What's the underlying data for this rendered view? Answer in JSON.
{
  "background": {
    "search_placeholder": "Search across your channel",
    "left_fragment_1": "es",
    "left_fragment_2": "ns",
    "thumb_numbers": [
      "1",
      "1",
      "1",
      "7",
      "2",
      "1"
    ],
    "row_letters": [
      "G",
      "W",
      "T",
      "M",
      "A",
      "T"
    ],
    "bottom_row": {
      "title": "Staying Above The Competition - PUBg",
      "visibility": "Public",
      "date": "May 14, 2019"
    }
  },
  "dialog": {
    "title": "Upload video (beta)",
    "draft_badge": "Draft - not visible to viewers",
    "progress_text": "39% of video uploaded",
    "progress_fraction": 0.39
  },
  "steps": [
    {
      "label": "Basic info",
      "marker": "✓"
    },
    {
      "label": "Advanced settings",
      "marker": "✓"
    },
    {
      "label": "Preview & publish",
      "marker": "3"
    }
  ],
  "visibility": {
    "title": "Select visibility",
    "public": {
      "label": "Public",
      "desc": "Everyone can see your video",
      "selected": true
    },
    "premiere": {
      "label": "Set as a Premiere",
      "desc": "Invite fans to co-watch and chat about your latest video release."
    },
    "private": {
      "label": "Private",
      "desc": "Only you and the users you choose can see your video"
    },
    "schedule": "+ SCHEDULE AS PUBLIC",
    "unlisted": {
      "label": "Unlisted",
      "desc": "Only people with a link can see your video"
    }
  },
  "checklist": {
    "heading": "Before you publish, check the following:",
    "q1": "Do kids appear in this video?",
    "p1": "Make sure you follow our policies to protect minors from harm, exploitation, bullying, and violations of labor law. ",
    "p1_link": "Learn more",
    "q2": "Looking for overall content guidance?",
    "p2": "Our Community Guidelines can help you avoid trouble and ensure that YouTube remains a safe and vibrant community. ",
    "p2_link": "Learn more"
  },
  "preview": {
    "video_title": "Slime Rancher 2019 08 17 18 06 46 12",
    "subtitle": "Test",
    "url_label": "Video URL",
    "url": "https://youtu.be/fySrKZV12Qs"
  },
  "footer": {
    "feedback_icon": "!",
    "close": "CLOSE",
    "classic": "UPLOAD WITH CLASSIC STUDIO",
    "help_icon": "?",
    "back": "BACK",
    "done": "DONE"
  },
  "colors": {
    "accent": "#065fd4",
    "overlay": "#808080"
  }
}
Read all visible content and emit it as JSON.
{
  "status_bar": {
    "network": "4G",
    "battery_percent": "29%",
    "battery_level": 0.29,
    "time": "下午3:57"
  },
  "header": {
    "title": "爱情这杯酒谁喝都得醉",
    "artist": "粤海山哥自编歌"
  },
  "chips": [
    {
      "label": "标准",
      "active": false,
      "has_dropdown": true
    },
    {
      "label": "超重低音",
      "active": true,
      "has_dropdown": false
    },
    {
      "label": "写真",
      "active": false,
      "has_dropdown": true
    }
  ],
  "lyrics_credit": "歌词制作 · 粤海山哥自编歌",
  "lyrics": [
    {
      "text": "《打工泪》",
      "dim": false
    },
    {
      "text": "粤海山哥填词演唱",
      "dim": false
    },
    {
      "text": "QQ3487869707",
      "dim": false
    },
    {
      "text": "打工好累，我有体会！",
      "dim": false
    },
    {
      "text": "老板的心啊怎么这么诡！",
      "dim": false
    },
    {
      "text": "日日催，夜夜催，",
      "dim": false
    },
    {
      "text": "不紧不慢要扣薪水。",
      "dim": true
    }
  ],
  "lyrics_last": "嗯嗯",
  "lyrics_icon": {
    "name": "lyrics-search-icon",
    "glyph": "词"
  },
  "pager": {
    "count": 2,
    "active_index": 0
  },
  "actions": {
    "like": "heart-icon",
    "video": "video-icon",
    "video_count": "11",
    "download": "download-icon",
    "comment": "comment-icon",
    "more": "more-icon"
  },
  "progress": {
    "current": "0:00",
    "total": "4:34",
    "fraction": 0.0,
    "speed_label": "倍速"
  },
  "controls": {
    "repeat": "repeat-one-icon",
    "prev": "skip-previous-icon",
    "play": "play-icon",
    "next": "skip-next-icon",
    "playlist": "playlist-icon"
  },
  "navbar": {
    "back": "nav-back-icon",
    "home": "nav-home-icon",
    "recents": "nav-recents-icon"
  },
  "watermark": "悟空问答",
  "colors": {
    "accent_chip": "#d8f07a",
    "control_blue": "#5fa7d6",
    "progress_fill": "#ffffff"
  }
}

REQUIRED WORK: Tally up the lines of the listing containing the word "visible". Give only the total.

FINISHED ANSWER: 2